- GIVEN REQUEST: Can you return, unchanged, the lines from the one that contains "What text is on this page?" to the last line, with the pictures left out?

(Saved entries)
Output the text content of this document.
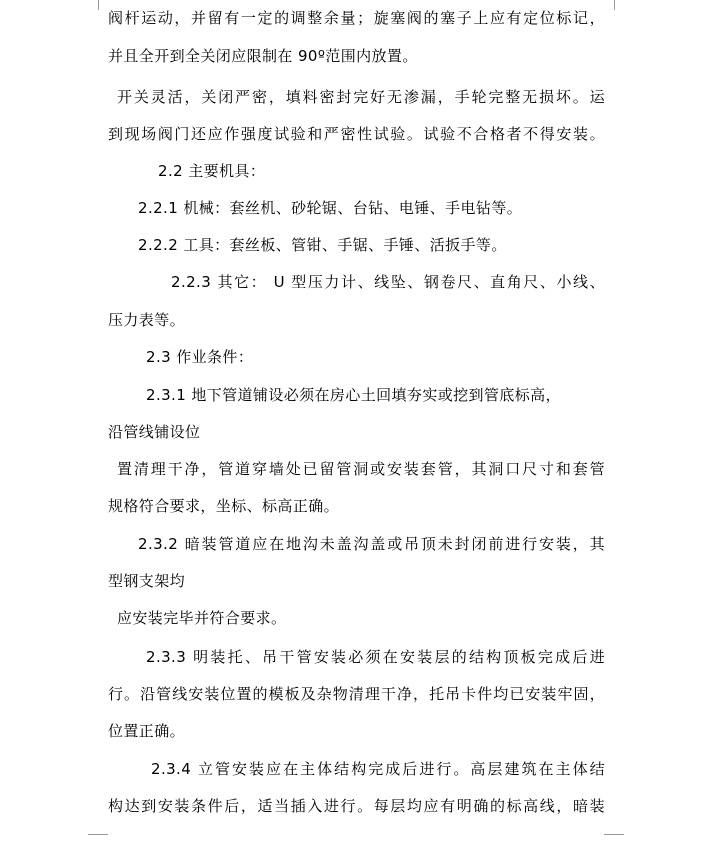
阀杆运动，并留有一定的调整余量；旋塞阀的塞子上应有定位标记，
并且全开到全关闭应限制在 90º范围内放置。
开关灵活，关闭严密，填料密封完好无渗漏，手轮完整无损坏。运
到现场阀门还应作强度试验和严密性试验。试验不合格者不得安装。
2.2 主要机具：
2.2.1 机械：套丝机、砂轮锯、台钻、电锤、手电钻等。
2.2.2 工具：套丝板、管钳、手锯、手锤、活扳手等。
2.2.3 其它： U 型压力计、线坠、钢卷尺、直角尺、小线、
压力表等。
2.3 作业条件：
2.3.1 地下管道铺设必须在房心土回填夯实或挖到管底标高，
沿管线铺设位
置清理干净，管道穿墙处已留管洞或安装套管，其洞口尺寸和套管
规格符合要求，坐标、标高正确。
2.3.2 暗装管道应在地沟未盖沟盖或吊顶未封闭前进行安装，其
型钢支架均
应安装完毕并符合要求。
2.3.3 明装托、吊干管安装必须在安装层的结构顶板完成后进
行。沿管线安装位置的模板及杂物清理干净，托吊卡件均已安装牢固，
位置正确。
2.3.4 立管安装应在主体结构完成后进行。高层建筑在主体结
构达到安装条件后，适当插入进行。每层均应有明确的标高线，暗装
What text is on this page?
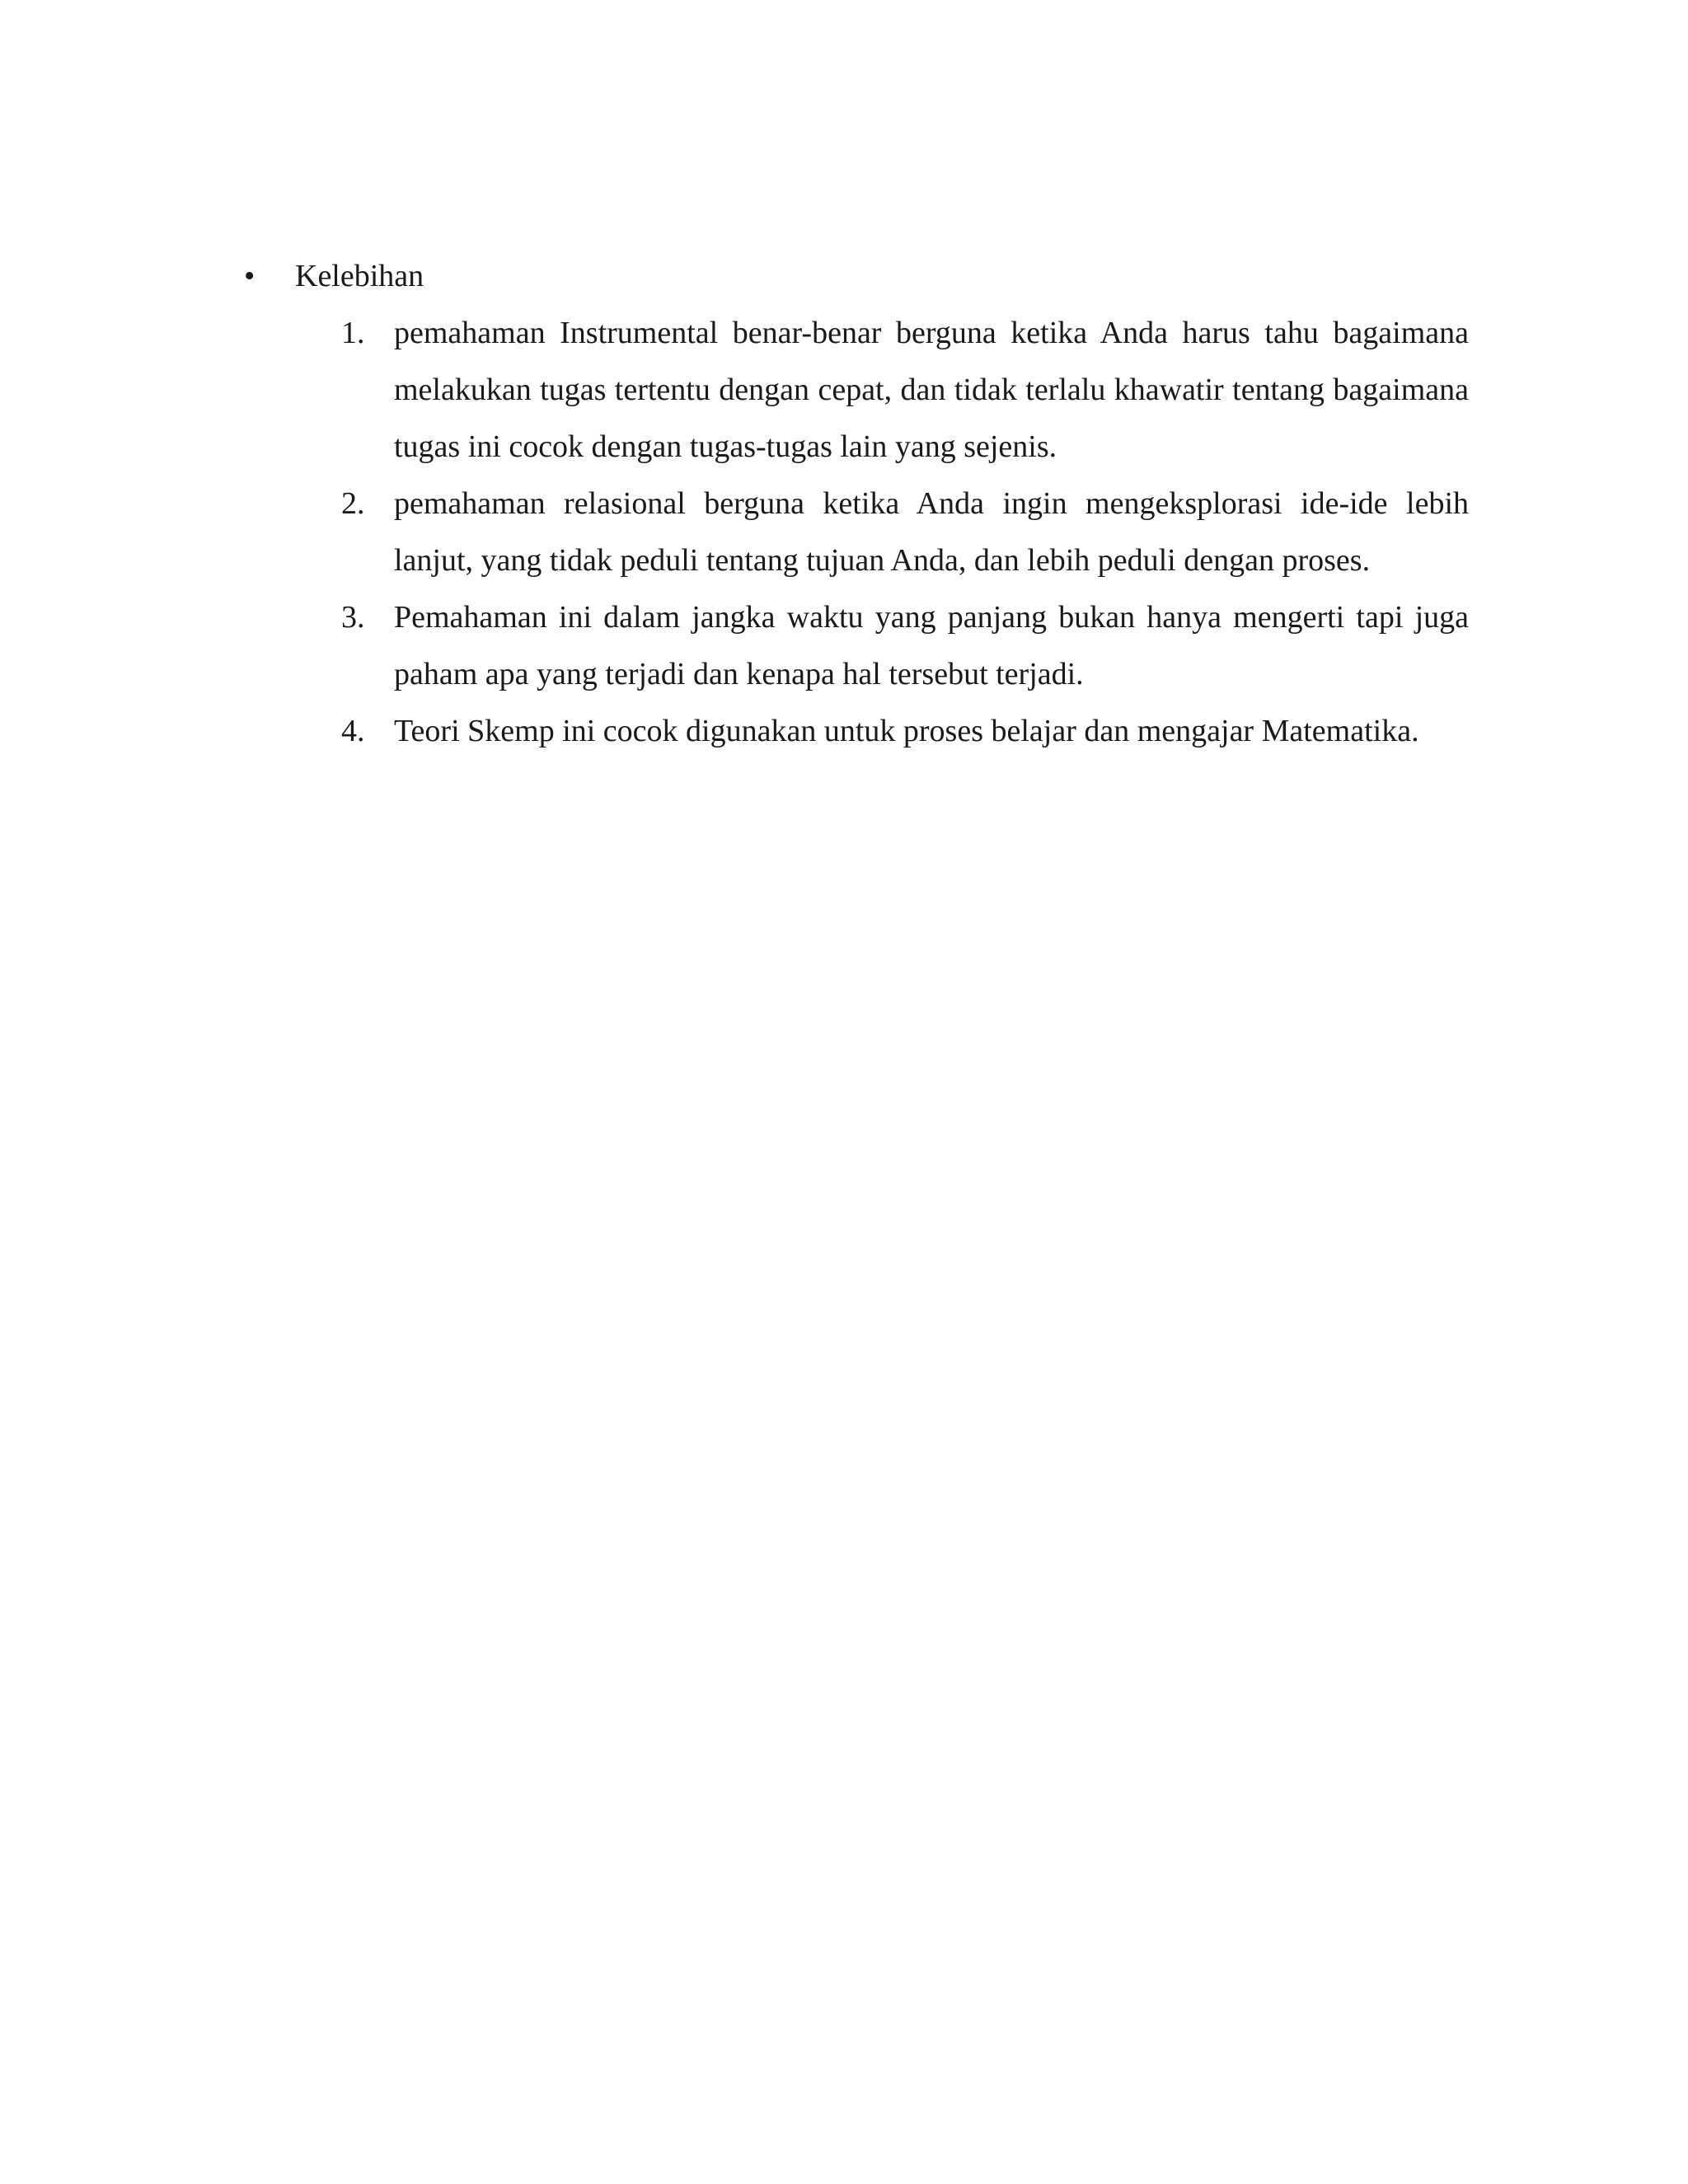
•	Kelebihan
1. pemahaman Instrumental benar-benar berguna ketika Anda harus tahu bagaimana melakukan tugas tertentu dengan cepat, dan tidak terlalu khawatir tentang bagaimana tugas ini cocok dengan tugas-tugas lain yang sejenis.
2. pemahaman relasional berguna ketika Anda ingin mengeksplorasi ide-ide lebih lanjut, yang tidak peduli tentang tujuan Anda, dan lebih peduli dengan proses.
3. Pemahaman ini dalam jangka waktu yang panjang bukan hanya mengerti tapi juga paham apa yang terjadi dan kenapa hal tersebut terjadi.
4. Teori Skemp ini cocok digunakan untuk proses belajar dan mengajar Matematika.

- RESPONSE FOR THIS EXERCISE:
What text is on this page?
•	Kelebihan
1. pemahaman Instrumental benar-benar berguna ketika Anda harus tahu bagaimana melakukan tugas tertentu dengan cepat, dan tidak terlalu khawatir tentang bagaimana tugas ini cocok dengan tugas-tugas lain yang sejenis.
2. pemahaman relasional berguna ketika Anda ingin mengeksplorasi ide-ide lebih lanjut, yang tidak peduli tentang tujuan Anda, dan lebih peduli dengan proses.
3. Pemahaman ini dalam jangka waktu yang panjang bukan hanya mengerti tapi juga paham apa yang terjadi dan kenapa hal tersebut terjadi.
4. Teori Skemp ini cocok digunakan untuk proses belajar dan mengajar Matematika.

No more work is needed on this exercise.